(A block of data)
####################
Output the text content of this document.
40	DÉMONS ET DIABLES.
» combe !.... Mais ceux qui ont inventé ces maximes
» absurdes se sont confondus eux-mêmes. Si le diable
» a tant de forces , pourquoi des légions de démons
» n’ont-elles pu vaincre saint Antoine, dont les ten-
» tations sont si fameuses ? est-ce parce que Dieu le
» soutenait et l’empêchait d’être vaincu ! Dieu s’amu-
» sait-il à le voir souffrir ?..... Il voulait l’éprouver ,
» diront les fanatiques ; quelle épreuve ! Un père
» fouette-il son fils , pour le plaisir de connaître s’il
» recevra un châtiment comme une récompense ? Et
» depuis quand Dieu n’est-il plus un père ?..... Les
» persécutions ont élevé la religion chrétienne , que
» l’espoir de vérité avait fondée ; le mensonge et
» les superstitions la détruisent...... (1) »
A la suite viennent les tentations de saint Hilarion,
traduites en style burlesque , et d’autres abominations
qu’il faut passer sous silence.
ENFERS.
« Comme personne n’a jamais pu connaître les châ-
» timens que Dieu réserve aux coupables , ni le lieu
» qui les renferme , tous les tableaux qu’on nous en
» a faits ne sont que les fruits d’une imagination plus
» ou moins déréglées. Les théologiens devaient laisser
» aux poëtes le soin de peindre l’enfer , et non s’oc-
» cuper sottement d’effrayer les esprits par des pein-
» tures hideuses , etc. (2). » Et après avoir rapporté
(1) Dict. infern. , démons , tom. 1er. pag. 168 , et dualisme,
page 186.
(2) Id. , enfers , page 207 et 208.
####################
§ Written problem:
Repeat the entries exactly, all of them.

§ Solution to the problem:
Output the text content of this document.
40	DÉMONS ET DIABLES.
» combe !.... Mais ceux qui ont inventé ces maximes
» absurdes se sont confondus eux-mêmes. Si le diable
» a tant de forces , pourquoi des légions de démons
» n’ont-elles pu vaincre saint Antoine, dont les ten-
» tations sont si fameuses ? est-ce parce que Dieu le
» soutenait et l’empêchait d’être vaincu ! Dieu s’amu-
» sait-il à le voir souffrir ?..... Il voulait l’éprouver ,
» diront les fanatiques ; quelle épreuve ! Un père
» fouette-il son fils , pour le plaisir de connaître s’il
» recevra un châtiment comme une récompense ? Et
» depuis quand Dieu n’est-il plus un père ?..... Les
» persécutions ont élevé la religion chrétienne , que
» l’espoir de vérité avait fondée ; le mensonge et
» les superstitions la détruisent...... (1) »
A la suite viennent les tentations de saint Hilarion,
traduites en style burlesque , et d’autres abominations
qu’il faut passer sous silence.
ENFERS.
« Comme personne n’a jamais pu connaître les châ-
» timens que Dieu réserve aux coupables , ni le lieu
» qui les renferme , tous les tableaux qu’on nous en
» a faits ne sont que les fruits d’une imagination plus
» ou moins déréglées. Les théologiens devaient laisser
» aux poëtes le soin de peindre l’enfer , et non s’oc-
» cuper sottement d’effrayer les esprits par des pein-
» tures hideuses , etc. (2). » Et après avoir rapporté
(1) Dict. infern. , démons , tom. 1er. pag. 168 , et dualisme,
page 186.
(2) Id. , enfers , page 207 et 208.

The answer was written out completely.